== REQUIRED TASK ==
Reproduce all entries precisely as they are written.

[Dataset records]
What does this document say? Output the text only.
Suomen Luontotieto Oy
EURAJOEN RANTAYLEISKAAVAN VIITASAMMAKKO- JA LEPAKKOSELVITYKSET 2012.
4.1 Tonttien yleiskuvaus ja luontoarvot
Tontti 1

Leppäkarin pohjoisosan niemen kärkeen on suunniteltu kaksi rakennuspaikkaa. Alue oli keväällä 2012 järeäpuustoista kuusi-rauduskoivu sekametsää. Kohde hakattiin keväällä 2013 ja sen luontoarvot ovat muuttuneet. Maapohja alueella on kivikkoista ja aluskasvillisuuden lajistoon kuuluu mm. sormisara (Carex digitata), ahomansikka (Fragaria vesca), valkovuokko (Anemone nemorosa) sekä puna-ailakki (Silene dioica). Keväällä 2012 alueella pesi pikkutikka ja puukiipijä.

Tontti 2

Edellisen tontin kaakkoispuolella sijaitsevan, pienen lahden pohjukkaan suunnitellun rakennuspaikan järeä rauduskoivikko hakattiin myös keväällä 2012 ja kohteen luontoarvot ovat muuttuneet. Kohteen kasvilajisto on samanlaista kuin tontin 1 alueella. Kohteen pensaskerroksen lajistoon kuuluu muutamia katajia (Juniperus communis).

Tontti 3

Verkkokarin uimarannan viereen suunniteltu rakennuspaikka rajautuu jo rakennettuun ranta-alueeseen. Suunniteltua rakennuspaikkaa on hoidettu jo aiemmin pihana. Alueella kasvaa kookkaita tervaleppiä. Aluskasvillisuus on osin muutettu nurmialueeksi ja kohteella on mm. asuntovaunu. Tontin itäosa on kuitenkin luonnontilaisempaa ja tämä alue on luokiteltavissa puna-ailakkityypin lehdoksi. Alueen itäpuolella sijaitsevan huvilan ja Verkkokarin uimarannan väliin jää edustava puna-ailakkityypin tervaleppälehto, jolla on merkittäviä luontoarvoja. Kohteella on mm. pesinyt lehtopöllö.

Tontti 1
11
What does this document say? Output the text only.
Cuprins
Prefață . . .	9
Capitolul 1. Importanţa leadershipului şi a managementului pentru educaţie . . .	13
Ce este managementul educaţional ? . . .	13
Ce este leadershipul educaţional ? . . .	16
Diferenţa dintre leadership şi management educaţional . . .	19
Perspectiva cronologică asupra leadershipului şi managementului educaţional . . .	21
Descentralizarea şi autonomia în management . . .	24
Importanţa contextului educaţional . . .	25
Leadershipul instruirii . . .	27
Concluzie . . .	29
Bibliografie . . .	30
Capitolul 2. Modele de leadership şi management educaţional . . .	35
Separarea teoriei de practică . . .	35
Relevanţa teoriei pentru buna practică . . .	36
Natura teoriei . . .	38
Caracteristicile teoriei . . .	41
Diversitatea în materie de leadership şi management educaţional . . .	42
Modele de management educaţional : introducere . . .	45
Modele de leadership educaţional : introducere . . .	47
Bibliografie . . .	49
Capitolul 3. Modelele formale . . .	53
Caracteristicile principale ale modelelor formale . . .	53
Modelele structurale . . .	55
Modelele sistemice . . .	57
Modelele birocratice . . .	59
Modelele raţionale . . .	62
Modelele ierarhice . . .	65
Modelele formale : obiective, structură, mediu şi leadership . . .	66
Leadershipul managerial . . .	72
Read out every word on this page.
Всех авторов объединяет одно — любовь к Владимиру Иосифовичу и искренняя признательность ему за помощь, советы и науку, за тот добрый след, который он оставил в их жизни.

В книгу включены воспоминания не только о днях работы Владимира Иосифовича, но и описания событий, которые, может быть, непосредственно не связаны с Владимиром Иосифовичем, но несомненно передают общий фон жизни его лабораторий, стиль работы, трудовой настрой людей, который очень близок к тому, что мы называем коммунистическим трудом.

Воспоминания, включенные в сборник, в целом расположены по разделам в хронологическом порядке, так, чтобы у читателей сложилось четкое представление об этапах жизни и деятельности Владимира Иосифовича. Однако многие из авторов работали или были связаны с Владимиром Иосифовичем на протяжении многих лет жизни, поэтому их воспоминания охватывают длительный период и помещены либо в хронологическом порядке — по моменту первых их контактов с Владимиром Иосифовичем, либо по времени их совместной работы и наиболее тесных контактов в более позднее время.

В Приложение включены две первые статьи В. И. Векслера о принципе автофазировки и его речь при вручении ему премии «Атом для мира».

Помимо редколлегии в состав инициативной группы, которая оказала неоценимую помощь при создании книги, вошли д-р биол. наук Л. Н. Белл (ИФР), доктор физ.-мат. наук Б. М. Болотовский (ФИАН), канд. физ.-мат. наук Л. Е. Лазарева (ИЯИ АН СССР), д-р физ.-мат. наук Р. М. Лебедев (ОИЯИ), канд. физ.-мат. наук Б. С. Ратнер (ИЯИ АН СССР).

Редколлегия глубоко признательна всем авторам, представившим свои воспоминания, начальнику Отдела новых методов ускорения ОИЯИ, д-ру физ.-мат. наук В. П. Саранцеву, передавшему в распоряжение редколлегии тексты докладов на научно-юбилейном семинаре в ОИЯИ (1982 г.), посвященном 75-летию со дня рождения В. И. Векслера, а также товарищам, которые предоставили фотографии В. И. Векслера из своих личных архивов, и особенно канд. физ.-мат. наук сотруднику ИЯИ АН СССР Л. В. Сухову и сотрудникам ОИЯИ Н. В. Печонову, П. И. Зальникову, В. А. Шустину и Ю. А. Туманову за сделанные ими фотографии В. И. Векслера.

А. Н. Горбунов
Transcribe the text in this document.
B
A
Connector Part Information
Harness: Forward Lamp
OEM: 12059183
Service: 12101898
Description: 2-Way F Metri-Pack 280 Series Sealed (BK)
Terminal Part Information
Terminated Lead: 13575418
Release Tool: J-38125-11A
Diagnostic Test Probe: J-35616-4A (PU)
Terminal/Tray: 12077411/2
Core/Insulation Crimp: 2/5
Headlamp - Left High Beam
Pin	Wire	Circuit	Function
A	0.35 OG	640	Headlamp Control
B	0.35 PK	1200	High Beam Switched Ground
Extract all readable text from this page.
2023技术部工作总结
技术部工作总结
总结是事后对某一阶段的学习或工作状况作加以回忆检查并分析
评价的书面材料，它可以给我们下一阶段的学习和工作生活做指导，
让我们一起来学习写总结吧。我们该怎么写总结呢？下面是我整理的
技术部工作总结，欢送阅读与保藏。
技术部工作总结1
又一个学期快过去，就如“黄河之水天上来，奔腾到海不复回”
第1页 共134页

== ANSWER TO THE PROBLEM ==
What does this document say? Output the text only.
Suomen Luontotieto Oy
EURAJOEN RANTAYLEISKAAVAN VIITASAMMAKKO- JA LEPAKKOSELVITYKSET 2012.
4.1 Tonttien yleiskuvaus ja luontoarvot
Tontti 1

Leppäkarin pohjoisosan niemen kärkeen on suunniteltu kaksi rakennuspaikkaa. Alue oli keväällä 2012 järeäpuustoista kuusi-rauduskoivu sekametsää. Kohde hakattiin keväällä 2013 ja sen luontoarvot ovat muuttuneet. Maapohja alueella on kivikkoista ja aluskasvillisuuden lajistoon kuuluu mm. sormisara (Carex digitata), ahomansikka (Fragaria vesca), valkovuokko (Anemone nemorosa) sekä puna-ailakki (Silene dioica). Keväällä 2012 alueella pesi pikkutikka ja puukiipijä.

Tontti 2

Edellisen tontin kaakkoispuolella sijaitsevan, pienen lahden pohjukkaan suunnitellun rakennuspaikan järeä rauduskoivikko hakattiin myös keväällä 2012 ja kohteen luontoarvot ovat muuttuneet. Kohteen kasvilajisto on samanlaista kuin tontin 1 alueella. Kohteen pensaskerroksen lajistoon kuuluu muutamia katajia (Juniperus communis).

Tontti 3

Verkkokarin uimarannan viereen suunniteltu rakennuspaikka rajautuu jo rakennettuun ranta-alueeseen. Suunniteltua rakennuspaikkaa on hoidettu jo aiemmin pihana. Alueella kasvaa kookkaita tervaleppiä. Aluskasvillisuus on osin muutettu nurmialueeksi ja kohteella on mm. asuntovaunu. Tontin itäosa on kuitenkin luonnontilaisempaa ja tämä alue on luokiteltavissa puna-ailakkityypin lehdoksi. Alueen itäpuolella sijaitsevan huvilan ja Verkkokarin uimarannan väliin jää edustava puna-ailakkityypin tervaleppälehto, jolla on merkittäviä luontoarvoja. Kohteella on mm. pesinyt lehtopöllö.

Tontti 1
11
What does this document say? Output the text only.
Cuprins
Prefață . . .	9
Capitolul 1. Importanţa leadershipului şi a managementului pentru educaţie . . .	13
Ce este managementul educaţional ? . . .	13
Ce este leadershipul educaţional ? . . .	16
Diferenţa dintre leadership şi management educaţional . . .	19
Perspectiva cronologică asupra leadershipului şi managementului educaţional . . .	21
Descentralizarea şi autonomia în management . . .	24
Importanţa contextului educaţional . . .	25
Leadershipul instruirii . . .	27
Concluzie . . .	29
Bibliografie . . .	30
Capitolul 2. Modele de leadership şi management educaţional . . .	35
Separarea teoriei de practică . . .	35
Relevanţa teoriei pentru buna practică . . .	36
Natura teoriei . . .	38
Caracteristicile teoriei . . .	41
Diversitatea în materie de leadership şi management educaţional . . .	42
Modele de management educaţional : introducere . . .	45
Modele de leadership educaţional : introducere . . .	47
Bibliografie . . .	49
Capitolul 3. Modelele formale . . .	53
Caracteristicile principale ale modelelor formale . . .	53
Modelele structurale . . .	55
Modelele sistemice . . .	57
Modelele birocratice . . .	59
Modelele raţionale . . .	62
Modelele ierarhice . . .	65
Modelele formale : obiective, structură, mediu şi leadership . . .	66
Leadershipul managerial . . .	72
Read out every word on this page.
Всех авторов объединяет одно — любовь к Владимиру Иосифовичу и искренняя признательность ему за помощь, советы и науку, за тот добрый след, который он оставил в их жизни.

В книгу включены воспоминания не только о днях работы Владимира Иосифовича, но и описания событий, которые, может быть, непосредственно не связаны с Владимиром Иосифовичем, но несомненно передают общий фон жизни его лабораторий, стиль работы, трудовой настрой людей, который очень близок к тому, что мы называем коммунистическим трудом.

Воспоминания, включенные в сборник, в целом расположены по разделам в хронологическом порядке, так, чтобы у читателей сложилось четкое представление об этапах жизни и деятельности Владимира Иосифовича. Однако многие из авторов работали или были связаны с Владимиром Иосифовичем на протяжении многих лет жизни, поэтому их воспоминания охватывают длительный период и помещены либо в хронологическом порядке — по моменту первых их контактов с Владимиром Иосифовичем, либо по времени их совместной работы и наиболее тесных контактов в более позднее время.

В Приложение включены две первые статьи В. И. Векслера о принципе автофазировки и его речь при вручении ему премии «Атом для мира».

Помимо редколлегии в состав инициативной группы, которая оказала неоценимую помощь при создании книги, вошли д-р биол. наук Л. Н. Белл (ИФР), доктор физ.-мат. наук Б. М. Болотовский (ФИАН), канд. физ.-мат. наук Л. Е. Лазарева (ИЯИ АН СССР), д-р физ.-мат. наук Р. М. Лебедев (ОИЯИ), канд. физ.-мат. наук Б. С. Ратнер (ИЯИ АН СССР).

Редколлегия глубоко признательна всем авторам, представившим свои воспоминания, начальнику Отдела новых методов ускорения ОИЯИ, д-ру физ.-мат. наук В. П. Саранцеву, передавшему в распоряжение редколлегии тексты докладов на научно-юбилейном семинаре в ОИЯИ (1982 г.), посвященном 75-летию со дня рождения В. И. Векслера, а также товарищам, которые предоставили фотографии В. И. Векслера из своих личных архивов, и особенно канд. физ.-мат. наук сотруднику ИЯИ АН СССР Л. В. Сухову и сотрудникам ОИЯИ Н. В. Печонову, П. И. Зальникову, В. А. Шустину и Ю. А. Туманову за сделанные ими фотографии В. И. Векслера.

А. Н. Горбунов
Transcribe the text in this document.
B
A
Connector Part Information
Harness: Forward Lamp
OEM: 12059183
Service: 12101898
Description: 2-Way F Metri-Pack 280 Series Sealed (BK)
Terminal Part Information
Terminated Lead: 13575418
Release Tool: J-38125-11A
Diagnostic Test Probe: J-35616-4A (PU)
Terminal/Tray: 12077411/2
Core/Insulation Crimp: 2/5
Headlamp - Left High Beam
Pin	Wire	Circuit	Function
A	0.35 OG	640	Headlamp Control
B	0.35 PK	1200	High Beam Switched Ground
Extract all readable text from this page.
2023技术部工作总结
技术部工作总结
总结是事后对某一阶段的学习或工作状况作加以回忆检查并分析
评价的书面材料，它可以给我们下一阶段的学习和工作生活做指导，
让我们一起来学习写总结吧。我们该怎么写总结呢？下面是我整理的
技术部工作总结，欢送阅读与保藏。
技术部工作总结1
又一个学期快过去，就如“黄河之水天上来，奔腾到海不复回”
第1页 共134页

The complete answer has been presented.